Task input:
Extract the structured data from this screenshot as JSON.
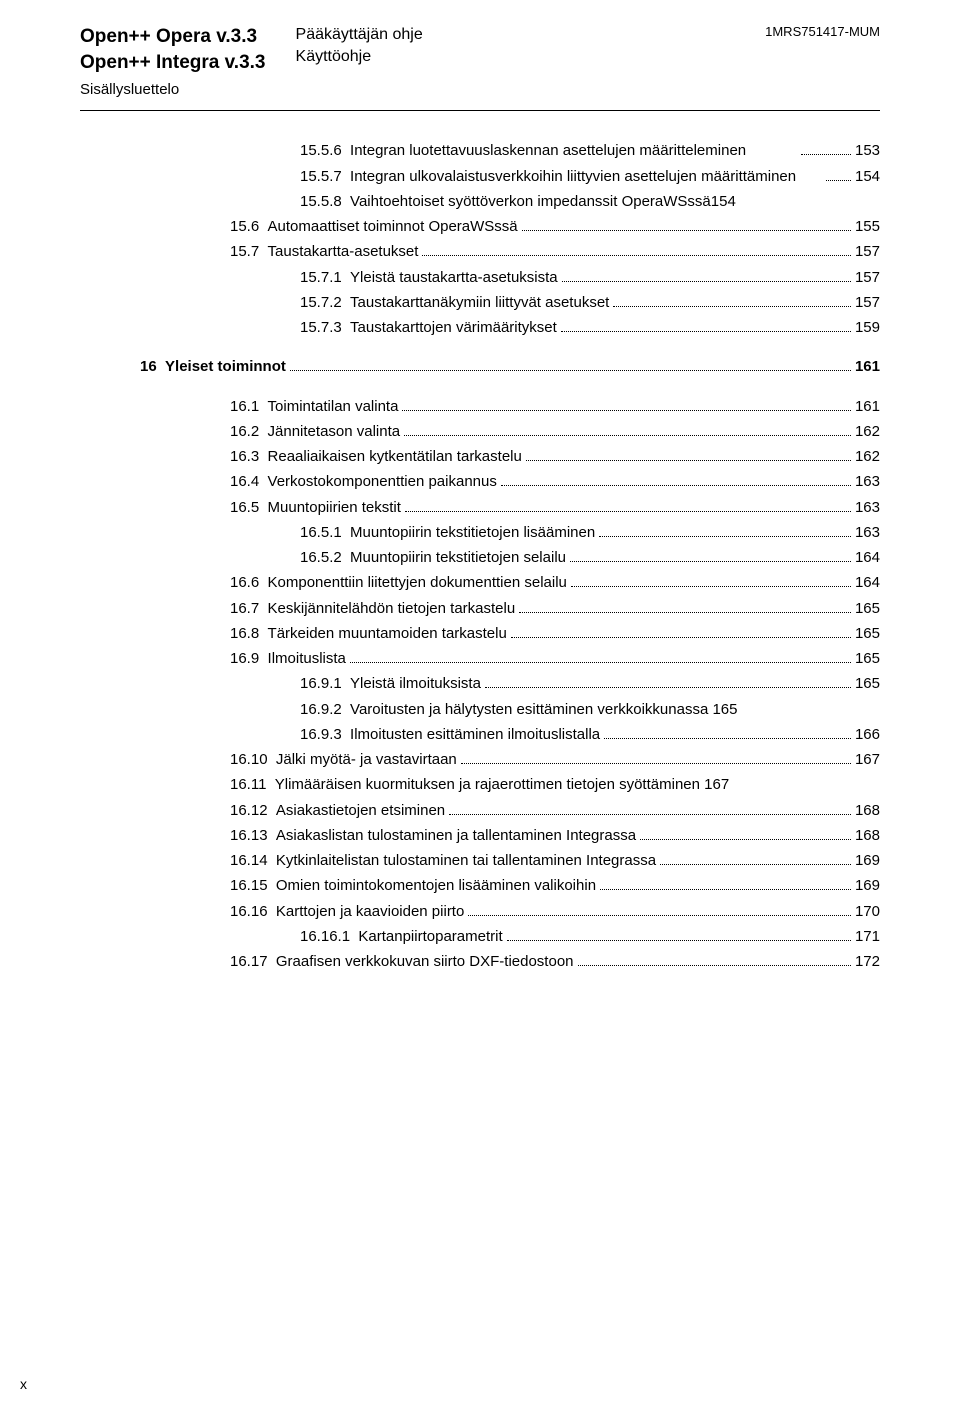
{
  "header": {
    "left_line1": "Open++ Opera v.3.3",
    "left_line2": "Open++ Integra v.3.3",
    "center_line1": "Pääkäyttäjän ohje",
    "center_line2": "Käyttöohje",
    "right": "1MRS751417-MUM",
    "subhead": "Sisällysluettelo"
  },
  "toc": [
    {
      "lvl": "lvl2",
      "num": "15.5.6",
      "label": "Integran luotettavuuslaskennan asettelujen määritteleminen",
      "wrap": true,
      "pg": "153"
    },
    {
      "lvl": "lvl2",
      "num": "15.5.7",
      "label": "Integran ulkovalaistusverkkoihin liittyvien asettelujen määrittäminen",
      "wrap": true,
      "pg": "154"
    },
    {
      "lvl": "lvl2",
      "num": "15.5.8",
      "label": "Vaihtoehtoiset syöttöverkon impedanssit OperaWSssä154",
      "pg": "",
      "nodots": true
    },
    {
      "lvl": "lvl1",
      "num": "15.6",
      "label": "Automaattiset toiminnot OperaWSssä",
      "pg": "155"
    },
    {
      "lvl": "lvl1",
      "num": "15.7",
      "label": "Taustakartta-asetukset",
      "pg": "157"
    },
    {
      "lvl": "lvl2",
      "num": "15.7.1",
      "label": "Yleistä taustakartta-asetuksista",
      "pg": "157"
    },
    {
      "lvl": "lvl2",
      "num": "15.7.2",
      "label": "Taustakarttanäkymiin liittyvät asetukset",
      "pg": "157"
    },
    {
      "lvl": "lvl2",
      "num": "15.7.3",
      "label": "Taustakarttojen värimääritykset",
      "pg": "159"
    },
    {
      "gap": true
    },
    {
      "lvl": "lvlH",
      "num": "16",
      "label": "Yleiset toiminnot",
      "pg": "161",
      "bold": true
    },
    {
      "gap": true
    },
    {
      "lvl": "lvl1",
      "num": "16.1",
      "label": "Toimintatilan valinta",
      "pg": "161"
    },
    {
      "lvl": "lvl1",
      "num": "16.2",
      "label": "Jännitetason valinta",
      "pg": "162"
    },
    {
      "lvl": "lvl1",
      "num": "16.3",
      "label": "Reaaliaikaisen kytkentätilan tarkastelu",
      "pg": "162"
    },
    {
      "lvl": "lvl1",
      "num": "16.4",
      "label": "Verkostokomponenttien paikannus",
      "pg": "163"
    },
    {
      "lvl": "lvl1",
      "num": "16.5",
      "label": "Muuntopiirien tekstit",
      "pg": "163"
    },
    {
      "lvl": "lvl2",
      "num": "16.5.1",
      "label": "Muuntopiirin tekstitietojen lisääminen",
      "pg": "163"
    },
    {
      "lvl": "lvl2",
      "num": "16.5.2",
      "label": "Muuntopiirin tekstitietojen selailu",
      "pg": "164"
    },
    {
      "lvl": "lvl1",
      "num": "16.6",
      "label": "Komponenttiin liitettyjen dokumenttien selailu",
      "pg": "164"
    },
    {
      "lvl": "lvl1",
      "num": "16.7",
      "label": "Keskijännitelähdön tietojen tarkastelu",
      "pg": "165"
    },
    {
      "lvl": "lvl1",
      "num": "16.8",
      "label": "Tärkeiden muuntamoiden tarkastelu",
      "pg": "165"
    },
    {
      "lvl": "lvl1",
      "num": "16.9",
      "label": "Ilmoituslista",
      "pg": "165"
    },
    {
      "lvl": "lvl2",
      "num": "16.9.1",
      "label": "Yleistä ilmoituksista",
      "pg": "165"
    },
    {
      "lvl": "lvl2",
      "num": "16.9.2",
      "label": "Varoitusten ja hälytysten esittäminen verkkoikkunassa 165",
      "pg": "",
      "nodots": true
    },
    {
      "lvl": "lvl2",
      "num": "16.9.3",
      "label": "Ilmoitusten esittäminen ilmoituslistalla",
      "pg": "166"
    },
    {
      "lvl": "lvl1",
      "num": "16.10",
      "label": "Jälki myötä- ja vastavirtaan",
      "pg": "167"
    },
    {
      "lvl": "lvl1",
      "num": "16.11",
      "label": "Ylimääräisen kuormituksen ja rajaerottimen tietojen syöttäminen 167",
      "pg": "",
      "nodots": true,
      "wrap": true
    },
    {
      "lvl": "lvl1",
      "num": "16.12",
      "label": "Asiakastietojen etsiminen",
      "pg": "168"
    },
    {
      "lvl": "lvl1",
      "num": "16.13",
      "label": "Asiakaslistan tulostaminen ja tallentaminen Integrassa",
      "pg": "168"
    },
    {
      "lvl": "lvl1",
      "num": "16.14",
      "label": "Kytkinlaitelistan tulostaminen tai tallentaminen Integrassa",
      "pg": "169"
    },
    {
      "lvl": "lvl1",
      "num": "16.15",
      "label": "Omien toimintokomentojen lisääminen valikoihin",
      "pg": "169"
    },
    {
      "lvl": "lvl1",
      "num": "16.16",
      "label": "Karttojen ja kaavioiden piirto",
      "pg": "170"
    },
    {
      "lvl": "lvl2",
      "num": "16.16.1",
      "label": "Kartanpiirtoparametrit",
      "pg": "171"
    },
    {
      "lvl": "lvl1",
      "num": "16.17",
      "label": "Graafisen verkkokuvan siirto DXF-tiedostoon",
      "pg": "172"
    }
  ],
  "footer": {
    "x": "x"
  }
}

What needs to be done: Skip every picture and transcribe the data above exactly.

Full output:
Extract the structured data from this screenshot as JSON.
{
  "header": {
    "left_line1": "Open++ Opera v.3.3",
    "left_line2": "Open++ Integra v.3.3",
    "center_line1": "Pääkäyttäjän ohje",
    "center_line2": "Käyttöohje",
    "right": "1MRS751417-MUM",
    "subhead": "Sisällysluettelo"
  },
  "toc": [
    {
      "lvl": "lvl2",
      "num": "15.5.6",
      "label": "Integran luotettavuuslaskennan asettelujen määritteleminen",
      "wrap": true,
      "pg": "153"
    },
    {
      "lvl": "lvl2",
      "num": "15.5.7",
      "label": "Integran ulkovalaistusverkkoihin liittyvien asettelujen määrittäminen",
      "wrap": true,
      "pg": "154"
    },
    {
      "lvl": "lvl2",
      "num": "15.5.8",
      "label": "Vaihtoehtoiset syöttöverkon impedanssit OperaWSssä154",
      "pg": "",
      "nodots": true
    },
    {
      "lvl": "lvl1",
      "num": "15.6",
      "label": "Automaattiset toiminnot OperaWSssä",
      "pg": "155"
    },
    {
      "lvl": "lvl1",
      "num": "15.7",
      "label": "Taustakartta-asetukset",
      "pg": "157"
    },
    {
      "lvl": "lvl2",
      "num": "15.7.1",
      "label": "Yleistä taustakartta-asetuksista",
      "pg": "157"
    },
    {
      "lvl": "lvl2",
      "num": "15.7.2",
      "label": "Taustakarttanäkymiin liittyvät asetukset",
      "pg": "157"
    },
    {
      "lvl": "lvl2",
      "num": "15.7.3",
      "label": "Taustakarttojen värimääritykset",
      "pg": "159"
    },
    {
      "gap": true
    },
    {
      "lvl": "lvlH",
      "num": "16",
      "label": "Yleiset toiminnot",
      "pg": "161",
      "bold": true
    },
    {
      "gap": true
    },
    {
      "lvl": "lvl1",
      "num": "16.1",
      "label": "Toimintatilan valinta",
      "pg": "161"
    },
    {
      "lvl": "lvl1",
      "num": "16.2",
      "label": "Jännitetason valinta",
      "pg": "162"
    },
    {
      "lvl": "lvl1",
      "num": "16.3",
      "label": "Reaaliaikaisen kytkentätilan tarkastelu",
      "pg": "162"
    },
    {
      "lvl": "lvl1",
      "num": "16.4",
      "label": "Verkostokomponenttien paikannus",
      "pg": "163"
    },
    {
      "lvl": "lvl1",
      "num": "16.5",
      "label": "Muuntopiirien tekstit",
      "pg": "163"
    },
    {
      "lvl": "lvl2",
      "num": "16.5.1",
      "label": "Muuntopiirin tekstitietojen lisääminen",
      "pg": "163"
    },
    {
      "lvl": "lvl2",
      "num": "16.5.2",
      "label": "Muuntopiirin tekstitietojen selailu",
      "pg": "164"
    },
    {
      "lvl": "lvl1",
      "num": "16.6",
      "label": "Komponenttiin liitettyjen dokumenttien selailu",
      "pg": "164"
    },
    {
      "lvl": "lvl1",
      "num": "16.7",
      "label": "Keskijännitelähdön tietojen tarkastelu",
      "pg": "165"
    },
    {
      "lvl": "lvl1",
      "num": "16.8",
      "label": "Tärkeiden muuntamoiden tarkastelu",
      "pg": "165"
    },
    {
      "lvl": "lvl1",
      "num": "16.9",
      "label": "Ilmoituslista",
      "pg": "165"
    },
    {
      "lvl": "lvl2",
      "num": "16.9.1",
      "label": "Yleistä ilmoituksista",
      "pg": "165"
    },
    {
      "lvl": "lvl2",
      "num": "16.9.2",
      "label": "Varoitusten ja hälytysten esittäminen verkkoikkunassa 165",
      "pg": "",
      "nodots": true
    },
    {
      "lvl": "lvl2",
      "num": "16.9.3",
      "label": "Ilmoitusten esittäminen ilmoituslistalla",
      "pg": "166"
    },
    {
      "lvl": "lvl1",
      "num": "16.10",
      "label": "Jälki myötä- ja vastavirtaan",
      "pg": "167"
    },
    {
      "lvl": "lvl1",
      "num": "16.11",
      "label": "Ylimääräisen kuormituksen ja rajaerottimen tietojen syöttäminen 167",
      "pg": "",
      "nodots": true,
      "wrap": true
    },
    {
      "lvl": "lvl1",
      "num": "16.12",
      "label": "Asiakastietojen etsiminen",
      "pg": "168"
    },
    {
      "lvl": "lvl1",
      "num": "16.13",
      "label": "Asiakaslistan tulostaminen ja tallentaminen Integrassa",
      "pg": "168"
    },
    {
      "lvl": "lvl1",
      "num": "16.14",
      "label": "Kytkinlaitelistan tulostaminen tai tallentaminen Integrassa",
      "pg": "169"
    },
    {
      "lvl": "lvl1",
      "num": "16.15",
      "label": "Omien toimintokomentojen lisääminen valikoihin",
      "pg": "169"
    },
    {
      "lvl": "lvl1",
      "num": "16.16",
      "label": "Karttojen ja kaavioiden piirto",
      "pg": "170"
    },
    {
      "lvl": "lvl2",
      "num": "16.16.1",
      "label": "Kartanpiirtoparametrit",
      "pg": "171"
    },
    {
      "lvl": "lvl1",
      "num": "16.17",
      "label": "Graafisen verkkokuvan siirto DXF-tiedostoon",
      "pg": "172"
    }
  ],
  "footer": {
    "x": "x"
  }
}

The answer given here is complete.